#### [Extracted material]

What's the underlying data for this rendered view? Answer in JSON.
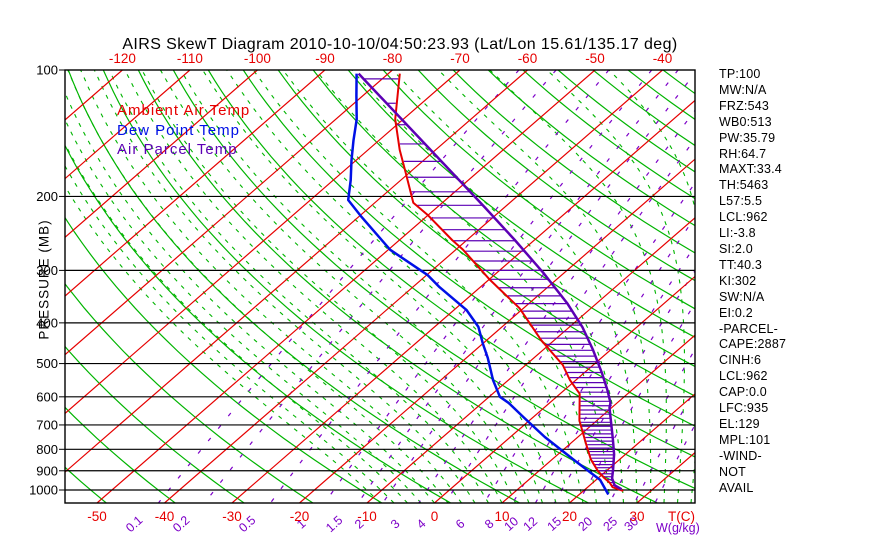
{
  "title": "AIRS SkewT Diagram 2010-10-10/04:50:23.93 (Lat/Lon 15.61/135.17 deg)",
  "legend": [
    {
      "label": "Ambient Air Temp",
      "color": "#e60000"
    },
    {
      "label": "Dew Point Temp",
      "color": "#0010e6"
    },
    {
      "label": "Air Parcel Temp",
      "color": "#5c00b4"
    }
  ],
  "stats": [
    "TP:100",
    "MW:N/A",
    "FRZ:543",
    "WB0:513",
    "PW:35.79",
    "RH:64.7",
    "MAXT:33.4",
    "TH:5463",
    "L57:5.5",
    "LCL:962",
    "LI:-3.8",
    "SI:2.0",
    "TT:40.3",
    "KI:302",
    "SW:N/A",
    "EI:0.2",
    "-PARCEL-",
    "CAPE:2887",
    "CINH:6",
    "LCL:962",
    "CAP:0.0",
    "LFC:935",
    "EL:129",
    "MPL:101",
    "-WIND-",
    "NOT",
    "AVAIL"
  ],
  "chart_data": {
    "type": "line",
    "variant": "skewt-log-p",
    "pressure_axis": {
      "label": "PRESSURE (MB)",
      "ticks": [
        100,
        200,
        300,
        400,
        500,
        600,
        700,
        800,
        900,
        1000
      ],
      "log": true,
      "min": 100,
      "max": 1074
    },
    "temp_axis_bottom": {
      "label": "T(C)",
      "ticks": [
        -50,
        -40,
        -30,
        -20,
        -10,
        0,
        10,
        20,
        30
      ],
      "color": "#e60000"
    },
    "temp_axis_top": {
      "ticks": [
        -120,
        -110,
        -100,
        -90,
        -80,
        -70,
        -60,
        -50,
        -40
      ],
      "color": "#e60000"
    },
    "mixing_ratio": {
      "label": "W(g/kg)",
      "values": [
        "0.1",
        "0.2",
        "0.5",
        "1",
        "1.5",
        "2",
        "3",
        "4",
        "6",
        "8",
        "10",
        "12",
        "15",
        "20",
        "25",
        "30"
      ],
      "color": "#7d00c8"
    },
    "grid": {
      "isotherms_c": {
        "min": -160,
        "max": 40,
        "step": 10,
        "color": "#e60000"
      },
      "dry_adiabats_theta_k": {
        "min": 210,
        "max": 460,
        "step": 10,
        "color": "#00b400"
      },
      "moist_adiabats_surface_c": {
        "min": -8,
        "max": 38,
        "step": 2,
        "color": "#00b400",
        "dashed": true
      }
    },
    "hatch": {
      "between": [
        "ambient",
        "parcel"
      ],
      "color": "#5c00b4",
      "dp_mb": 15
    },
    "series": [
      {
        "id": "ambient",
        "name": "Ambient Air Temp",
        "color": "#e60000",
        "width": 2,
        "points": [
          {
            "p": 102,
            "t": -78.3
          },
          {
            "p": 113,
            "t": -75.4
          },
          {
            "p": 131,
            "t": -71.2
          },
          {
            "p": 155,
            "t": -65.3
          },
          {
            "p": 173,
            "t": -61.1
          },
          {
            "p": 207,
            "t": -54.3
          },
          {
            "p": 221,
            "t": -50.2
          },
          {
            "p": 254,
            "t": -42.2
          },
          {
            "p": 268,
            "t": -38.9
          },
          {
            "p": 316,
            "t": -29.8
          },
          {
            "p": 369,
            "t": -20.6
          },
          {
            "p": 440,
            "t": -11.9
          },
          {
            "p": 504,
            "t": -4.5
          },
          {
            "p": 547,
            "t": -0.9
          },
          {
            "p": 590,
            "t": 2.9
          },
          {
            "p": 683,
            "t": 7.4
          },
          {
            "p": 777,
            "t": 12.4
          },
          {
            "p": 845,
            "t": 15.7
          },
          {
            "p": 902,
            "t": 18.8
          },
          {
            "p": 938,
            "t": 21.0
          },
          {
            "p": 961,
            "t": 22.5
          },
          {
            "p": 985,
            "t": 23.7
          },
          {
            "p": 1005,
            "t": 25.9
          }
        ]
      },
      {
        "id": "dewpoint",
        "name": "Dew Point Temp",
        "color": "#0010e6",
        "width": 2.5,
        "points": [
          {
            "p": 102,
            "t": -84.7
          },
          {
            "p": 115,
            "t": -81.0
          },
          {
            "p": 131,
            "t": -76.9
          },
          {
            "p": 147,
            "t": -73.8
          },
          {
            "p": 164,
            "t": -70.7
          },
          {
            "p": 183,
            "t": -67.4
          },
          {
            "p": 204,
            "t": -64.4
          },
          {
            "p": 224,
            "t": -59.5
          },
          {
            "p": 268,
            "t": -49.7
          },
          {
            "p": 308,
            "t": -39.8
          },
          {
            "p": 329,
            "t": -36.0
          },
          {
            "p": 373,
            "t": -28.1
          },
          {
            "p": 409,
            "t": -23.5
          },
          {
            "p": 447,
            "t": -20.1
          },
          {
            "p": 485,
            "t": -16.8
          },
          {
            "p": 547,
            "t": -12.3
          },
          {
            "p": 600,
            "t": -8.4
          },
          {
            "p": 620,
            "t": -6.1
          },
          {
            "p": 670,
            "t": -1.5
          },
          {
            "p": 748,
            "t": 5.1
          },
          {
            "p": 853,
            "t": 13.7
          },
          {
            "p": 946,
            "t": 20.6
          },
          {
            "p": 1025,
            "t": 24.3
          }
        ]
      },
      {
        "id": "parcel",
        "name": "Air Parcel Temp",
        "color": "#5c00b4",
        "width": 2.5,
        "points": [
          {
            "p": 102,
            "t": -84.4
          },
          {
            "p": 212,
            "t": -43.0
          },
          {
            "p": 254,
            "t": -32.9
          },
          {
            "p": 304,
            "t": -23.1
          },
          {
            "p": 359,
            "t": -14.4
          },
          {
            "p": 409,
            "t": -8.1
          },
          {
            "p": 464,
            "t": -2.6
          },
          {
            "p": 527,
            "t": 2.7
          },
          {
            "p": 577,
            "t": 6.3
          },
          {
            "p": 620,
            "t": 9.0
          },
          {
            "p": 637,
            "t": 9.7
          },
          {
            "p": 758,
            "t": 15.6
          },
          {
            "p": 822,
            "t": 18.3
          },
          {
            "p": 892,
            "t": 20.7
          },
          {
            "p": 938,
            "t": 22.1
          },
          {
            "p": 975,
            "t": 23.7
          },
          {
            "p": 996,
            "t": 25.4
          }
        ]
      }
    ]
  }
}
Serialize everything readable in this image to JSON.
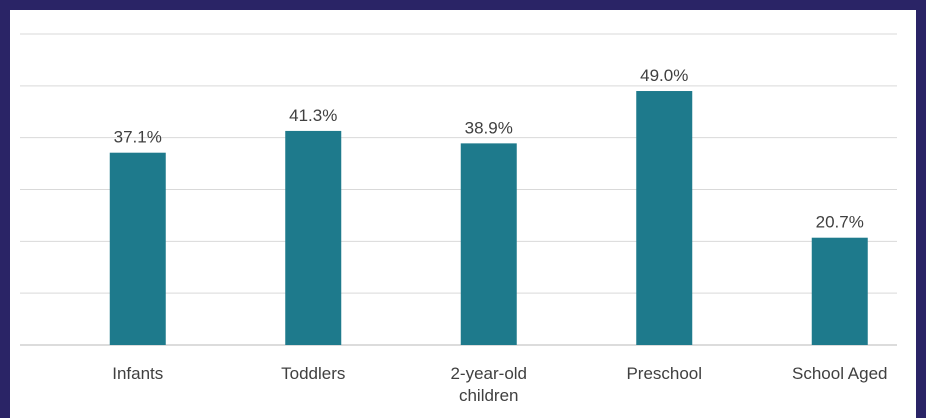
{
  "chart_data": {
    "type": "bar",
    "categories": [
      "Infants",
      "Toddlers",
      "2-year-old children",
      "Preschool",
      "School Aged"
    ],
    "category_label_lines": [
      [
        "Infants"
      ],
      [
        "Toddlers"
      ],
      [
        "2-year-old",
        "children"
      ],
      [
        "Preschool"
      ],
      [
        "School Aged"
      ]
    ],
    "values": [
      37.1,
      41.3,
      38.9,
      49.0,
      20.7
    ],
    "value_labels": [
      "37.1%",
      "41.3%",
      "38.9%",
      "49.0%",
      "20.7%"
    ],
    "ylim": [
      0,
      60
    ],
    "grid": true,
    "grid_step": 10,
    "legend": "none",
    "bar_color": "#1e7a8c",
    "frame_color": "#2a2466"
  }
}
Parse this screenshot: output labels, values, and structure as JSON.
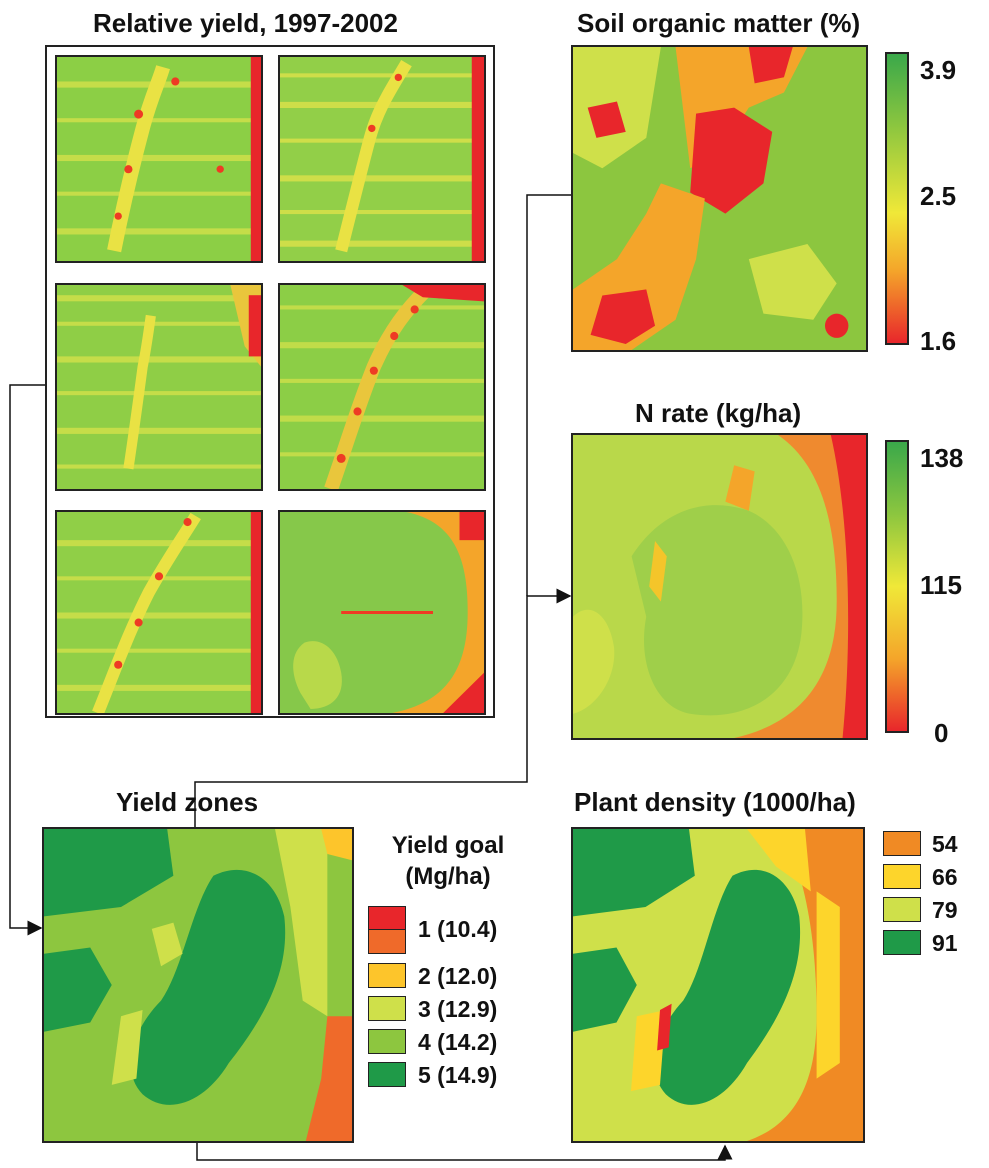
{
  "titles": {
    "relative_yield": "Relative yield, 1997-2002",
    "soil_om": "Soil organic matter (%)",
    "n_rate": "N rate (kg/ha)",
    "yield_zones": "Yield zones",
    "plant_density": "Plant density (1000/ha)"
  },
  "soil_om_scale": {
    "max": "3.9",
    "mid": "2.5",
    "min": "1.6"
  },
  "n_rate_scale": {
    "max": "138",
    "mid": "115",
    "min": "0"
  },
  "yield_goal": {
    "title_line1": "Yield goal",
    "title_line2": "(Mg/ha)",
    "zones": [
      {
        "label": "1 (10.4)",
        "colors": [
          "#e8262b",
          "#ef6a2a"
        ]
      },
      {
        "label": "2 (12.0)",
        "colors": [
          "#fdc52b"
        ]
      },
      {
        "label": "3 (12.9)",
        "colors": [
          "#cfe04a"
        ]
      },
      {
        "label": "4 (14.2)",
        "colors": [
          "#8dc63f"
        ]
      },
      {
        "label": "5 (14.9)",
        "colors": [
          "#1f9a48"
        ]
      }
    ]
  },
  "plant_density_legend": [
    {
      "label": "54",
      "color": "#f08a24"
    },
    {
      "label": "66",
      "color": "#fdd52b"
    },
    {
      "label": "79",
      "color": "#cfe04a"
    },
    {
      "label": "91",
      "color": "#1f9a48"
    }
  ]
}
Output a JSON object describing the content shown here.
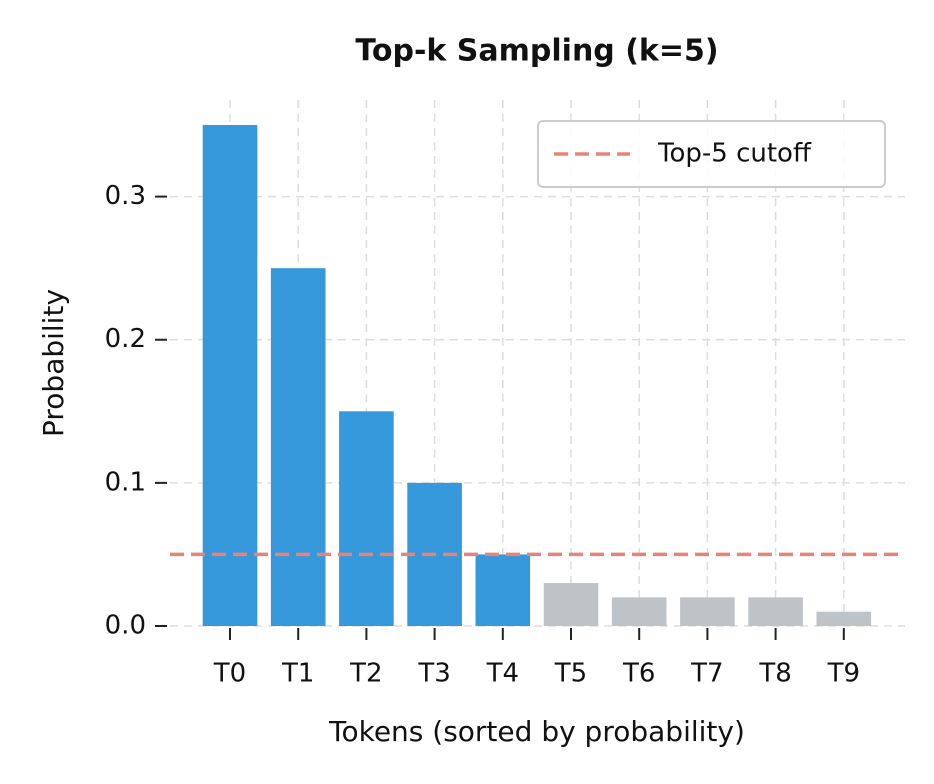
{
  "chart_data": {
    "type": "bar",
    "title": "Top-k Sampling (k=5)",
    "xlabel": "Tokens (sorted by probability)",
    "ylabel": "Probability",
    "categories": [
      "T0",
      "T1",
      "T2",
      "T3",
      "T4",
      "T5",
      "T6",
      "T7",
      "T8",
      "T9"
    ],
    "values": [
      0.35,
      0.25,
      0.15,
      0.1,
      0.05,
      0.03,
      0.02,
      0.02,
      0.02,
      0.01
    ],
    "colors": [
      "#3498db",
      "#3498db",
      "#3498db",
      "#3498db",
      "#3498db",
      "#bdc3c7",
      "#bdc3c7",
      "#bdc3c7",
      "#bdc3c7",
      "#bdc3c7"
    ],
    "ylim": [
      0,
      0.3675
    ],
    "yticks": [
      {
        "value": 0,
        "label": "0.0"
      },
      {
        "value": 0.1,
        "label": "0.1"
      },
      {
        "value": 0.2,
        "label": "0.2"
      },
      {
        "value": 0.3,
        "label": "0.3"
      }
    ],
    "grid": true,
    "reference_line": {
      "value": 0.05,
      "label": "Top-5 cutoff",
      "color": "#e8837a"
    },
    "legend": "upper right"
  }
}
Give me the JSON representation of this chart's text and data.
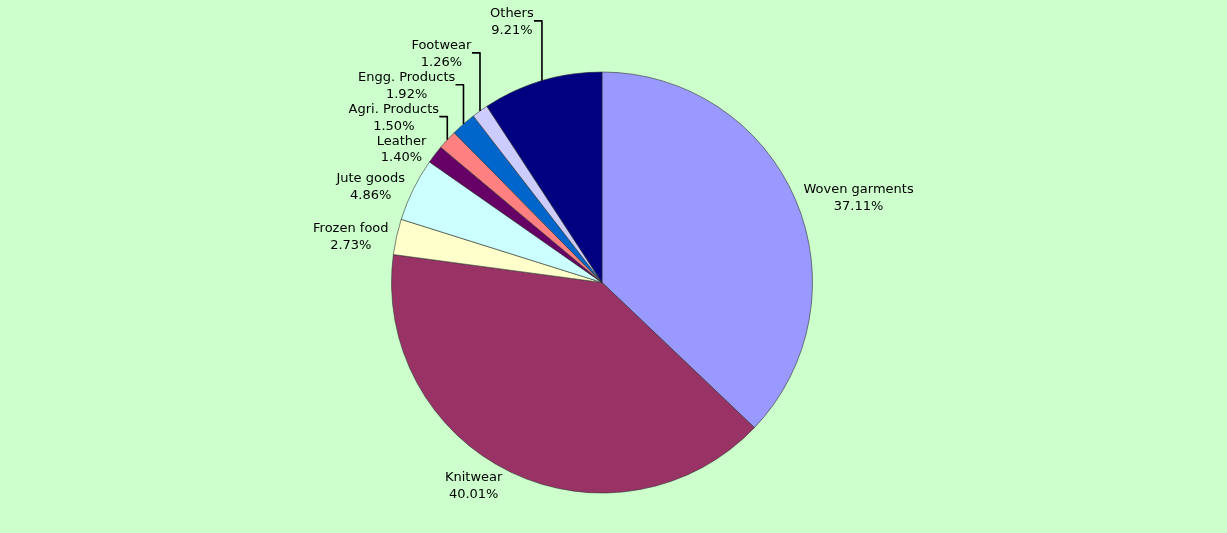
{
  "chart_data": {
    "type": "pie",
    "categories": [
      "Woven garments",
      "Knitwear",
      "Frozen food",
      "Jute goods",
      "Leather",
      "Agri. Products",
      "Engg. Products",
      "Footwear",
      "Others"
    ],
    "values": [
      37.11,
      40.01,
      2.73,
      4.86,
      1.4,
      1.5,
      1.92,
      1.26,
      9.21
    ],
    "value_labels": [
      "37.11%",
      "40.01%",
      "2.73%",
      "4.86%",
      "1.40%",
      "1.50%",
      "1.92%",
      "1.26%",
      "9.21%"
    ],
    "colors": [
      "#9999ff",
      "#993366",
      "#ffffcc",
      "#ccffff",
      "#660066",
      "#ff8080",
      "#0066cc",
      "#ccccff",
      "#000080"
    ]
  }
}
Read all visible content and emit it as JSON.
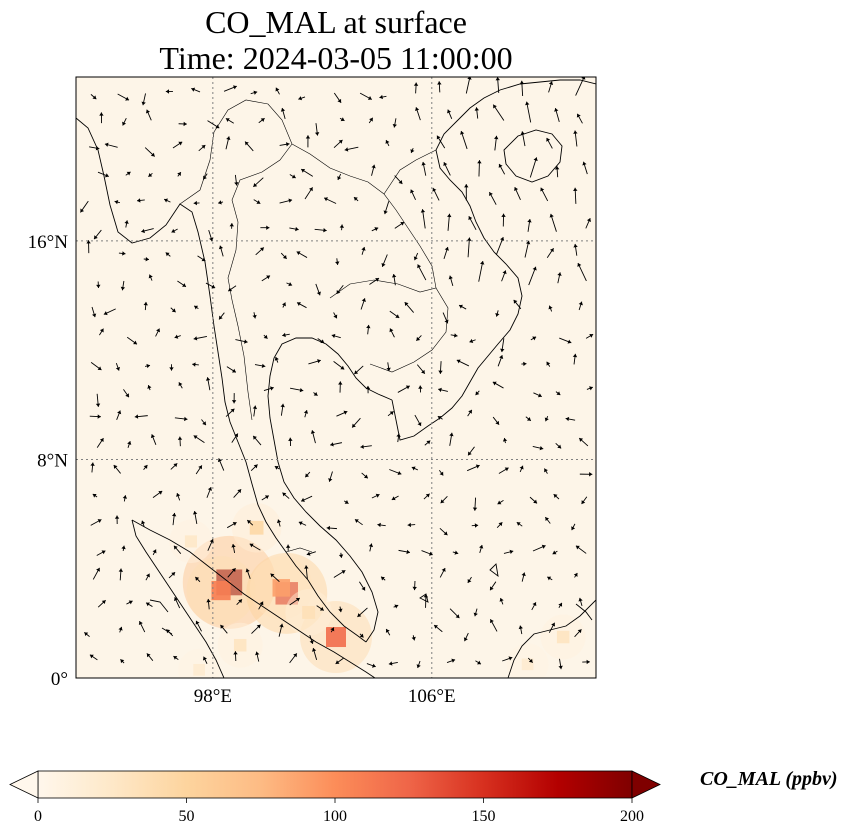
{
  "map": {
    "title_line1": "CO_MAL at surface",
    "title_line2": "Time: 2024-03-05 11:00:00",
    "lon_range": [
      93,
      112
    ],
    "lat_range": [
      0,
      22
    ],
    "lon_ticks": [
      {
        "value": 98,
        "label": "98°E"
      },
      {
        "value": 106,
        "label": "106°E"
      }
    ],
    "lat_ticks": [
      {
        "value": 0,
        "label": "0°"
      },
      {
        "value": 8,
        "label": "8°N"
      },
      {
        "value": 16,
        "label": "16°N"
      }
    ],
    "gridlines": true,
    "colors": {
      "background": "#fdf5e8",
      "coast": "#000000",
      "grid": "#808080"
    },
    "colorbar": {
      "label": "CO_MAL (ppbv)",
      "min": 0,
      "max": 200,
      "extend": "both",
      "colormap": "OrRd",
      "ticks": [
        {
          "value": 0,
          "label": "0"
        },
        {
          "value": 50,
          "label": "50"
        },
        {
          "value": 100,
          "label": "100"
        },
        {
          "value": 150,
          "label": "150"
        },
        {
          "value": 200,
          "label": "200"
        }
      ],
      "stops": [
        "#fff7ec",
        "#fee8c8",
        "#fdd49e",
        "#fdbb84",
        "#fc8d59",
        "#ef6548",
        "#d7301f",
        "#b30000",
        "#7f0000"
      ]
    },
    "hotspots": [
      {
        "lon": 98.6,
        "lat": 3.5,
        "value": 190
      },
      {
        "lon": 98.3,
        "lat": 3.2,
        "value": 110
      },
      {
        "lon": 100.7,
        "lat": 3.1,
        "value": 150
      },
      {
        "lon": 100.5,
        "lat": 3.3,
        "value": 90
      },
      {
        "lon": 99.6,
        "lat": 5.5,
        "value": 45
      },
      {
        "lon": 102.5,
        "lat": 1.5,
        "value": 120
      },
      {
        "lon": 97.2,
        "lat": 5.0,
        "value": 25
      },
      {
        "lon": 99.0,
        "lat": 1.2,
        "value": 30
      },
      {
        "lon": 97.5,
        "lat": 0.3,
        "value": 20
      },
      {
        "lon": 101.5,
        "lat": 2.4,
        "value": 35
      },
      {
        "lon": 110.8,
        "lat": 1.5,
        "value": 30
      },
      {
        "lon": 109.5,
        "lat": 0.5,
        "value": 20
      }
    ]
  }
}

#### [Exercise task]
Search the data above for the word "content", then gather each line in which it appears.

#### [Response to the exercise]
Output a JSON object describing the content shown here.
Read all visible content and emit it as JSON.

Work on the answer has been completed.